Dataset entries
:::

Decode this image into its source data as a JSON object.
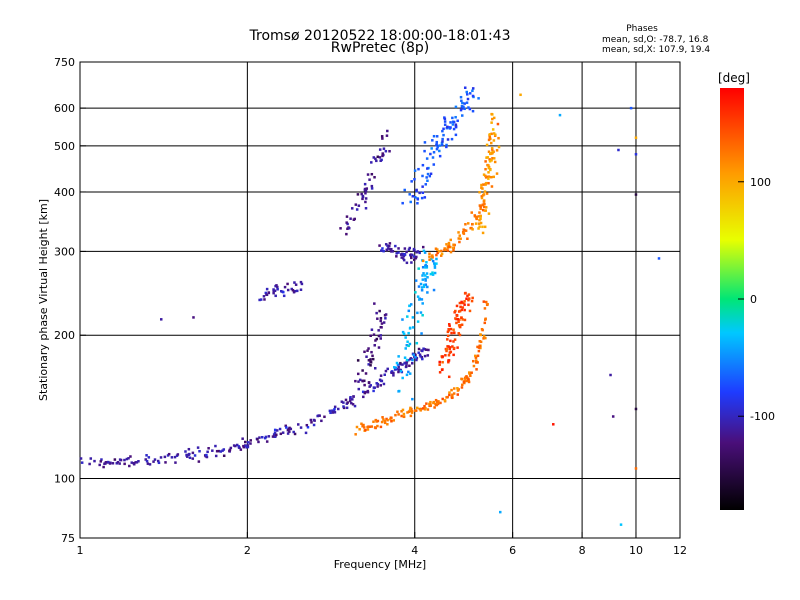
{
  "chart_data": {
    "type": "scatter",
    "title": "Tromsø 20120522 18:00:00-18:01:43",
    "subtitle": "RwPretec (8p)",
    "xlabel": "Frequency [MHz]",
    "ylabel": "Stationary phase Virtual Height [km]",
    "x_scale": "log",
    "y_scale": "log",
    "xlim": [
      1,
      12
    ],
    "ylim": [
      75,
      750
    ],
    "x_ticks": [
      1,
      2,
      4,
      6,
      8,
      10,
      12
    ],
    "y_ticks": [
      75,
      100,
      200,
      300,
      400,
      500,
      600,
      750
    ],
    "grid": true,
    "stats": {
      "heading": "Phases",
      "line1": "mean, sd,O: -78.7, 16.8",
      "line2": "mean, sd,X: 107.9, 19.4"
    },
    "colorbar": {
      "label": "[deg]",
      "ticks": [
        100,
        0,
        -100
      ],
      "range": [
        -180,
        180
      ]
    },
    "traces": [
      {
        "x": [
          1.0,
          1.15,
          1.3,
          1.5,
          1.7,
          1.9,
          2.05,
          2.3,
          2.6,
          2.9,
          3.2,
          3.5,
          3.8,
          4.0,
          4.2
        ],
        "y": [
          107,
          108,
          110,
          111,
          113,
          116,
          119,
          124,
          131,
          140,
          150,
          162,
          172,
          180,
          185
        ],
        "phase": -110,
        "spread": 0.025
      },
      {
        "x": [
          3.1,
          3.4,
          3.7,
          4.0,
          4.3,
          4.6,
          4.9,
          5.1,
          5.25,
          5.4
        ],
        "y": [
          126,
          130,
          135,
          139,
          143,
          149,
          158,
          170,
          190,
          235
        ],
        "phase": 125,
        "spread": 0.02
      },
      {
        "x": [
          4.5,
          4.6,
          4.7,
          4.8,
          4.9,
          5.0
        ],
        "y": [
          170,
          185,
          200,
          215,
          230,
          240
        ],
        "phase": 150,
        "spread": 0.05
      },
      {
        "x": [
          3.2,
          3.3,
          3.4,
          3.5
        ],
        "y": [
          150,
          175,
          200,
          225
        ],
        "phase": -125,
        "spread": 0.06
      },
      {
        "x": [
          3.8,
          3.9,
          4.0,
          4.1,
          4.2,
          4.3
        ],
        "y": [
          160,
          190,
          220,
          250,
          275,
          285
        ],
        "phase": -40,
        "spread": 0.07
      },
      {
        "x": [
          3.5,
          3.7,
          3.9,
          4.1
        ],
        "y": [
          305,
          298,
          295,
          292
        ],
        "phase": -110,
        "spread": 0.03
      },
      {
        "x": [
          4.2,
          4.5,
          4.8,
          5.1,
          5.3,
          5.45,
          5.55
        ],
        "y": [
          292,
          300,
          318,
          345,
          380,
          440,
          560
        ],
        "phase": 120,
        "spread": 0.03
      },
      {
        "x": [
          5.2,
          5.35,
          5.5,
          5.6
        ],
        "y": [
          330,
          400,
          480,
          570
        ],
        "phase": 100,
        "spread": 0.05
      },
      {
        "x": [
          3.9,
          4.1,
          4.3,
          4.5,
          4.7,
          4.9,
          5.1
        ],
        "y": [
          380,
          420,
          480,
          520,
          560,
          600,
          640
        ],
        "phase": -70,
        "spread": 0.06
      },
      {
        "x": [
          3.0,
          3.2,
          3.4,
          3.6
        ],
        "y": [
          330,
          380,
          450,
          520
        ],
        "phase": -115,
        "spread": 0.04
      },
      {
        "x": [
          2.1,
          2.3,
          2.5
        ],
        "y": [
          240,
          248,
          255
        ],
        "phase": -110,
        "spread": 0.03
      }
    ],
    "scatter_points": [
      {
        "x": 9.8,
        "y": 600,
        "phase": -70
      },
      {
        "x": 10.0,
        "y": 520,
        "phase": 100
      },
      {
        "x": 10.0,
        "y": 480,
        "phase": -90
      },
      {
        "x": 9.3,
        "y": 490,
        "phase": -95
      },
      {
        "x": 10.0,
        "y": 395,
        "phase": -150
      },
      {
        "x": 11.0,
        "y": 290,
        "phase": -70
      },
      {
        "x": 9.0,
        "y": 165,
        "phase": -110
      },
      {
        "x": 10.0,
        "y": 140,
        "phase": -150
      },
      {
        "x": 9.1,
        "y": 135,
        "phase": -120
      },
      {
        "x": 7.1,
        "y": 130,
        "phase": 170
      },
      {
        "x": 7.3,
        "y": 580,
        "phase": -40
      },
      {
        "x": 6.2,
        "y": 640,
        "phase": 100
      },
      {
        "x": 1.6,
        "y": 218,
        "phase": -120
      },
      {
        "x": 1.4,
        "y": 216,
        "phase": -110
      },
      {
        "x": 5.7,
        "y": 85,
        "phase": -40
      },
      {
        "x": 9.4,
        "y": 80,
        "phase": -30
      },
      {
        "x": 10.0,
        "y": 105,
        "phase": 130
      }
    ]
  }
}
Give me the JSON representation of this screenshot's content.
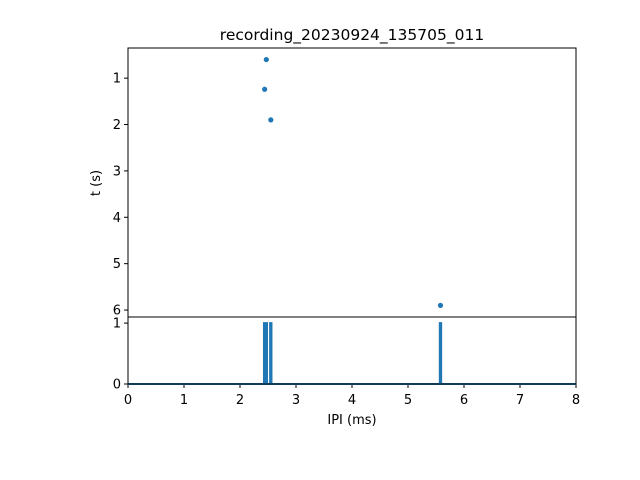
{
  "chart_data": [
    {
      "type": "scatter",
      "title": "recording_20230924_135705_011",
      "ylabel": "t (s)",
      "xlim": [
        0,
        8
      ],
      "ylim": [
        6.15,
        0.35
      ],
      "y_inverted": true,
      "yticks": [
        1,
        2,
        3,
        4,
        5,
        6
      ],
      "grid": false,
      "color": "#1f77b4",
      "points": [
        {
          "x": 2.47,
          "y": 0.6
        },
        {
          "x": 2.44,
          "y": 1.24
        },
        {
          "x": 2.55,
          "y": 1.9
        },
        {
          "x": 5.58,
          "y": 5.9
        }
      ]
    },
    {
      "type": "line",
      "xlabel": "IPI (ms)",
      "xlim": [
        0,
        8
      ],
      "ylim": [
        0,
        1.1
      ],
      "xticks": [
        0,
        1,
        2,
        3,
        4,
        5,
        6,
        7,
        8
      ],
      "yticks": [
        0,
        1
      ],
      "grid": false,
      "color": "#1f77b4",
      "spikes": [
        {
          "x": 2.44,
          "y": 1
        },
        {
          "x": 2.47,
          "y": 1
        },
        {
          "x": 2.55,
          "y": 1
        },
        {
          "x": 5.58,
          "y": 1
        }
      ]
    }
  ]
}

:::

- Task requirements -
Collect, from the material above, every line containing the word "mean".

- Solution for this problem -
      "line1": "mean, sd,O: -78.7, 16.8",
      "line2": "mean, sd,X: 107.9, 19.4"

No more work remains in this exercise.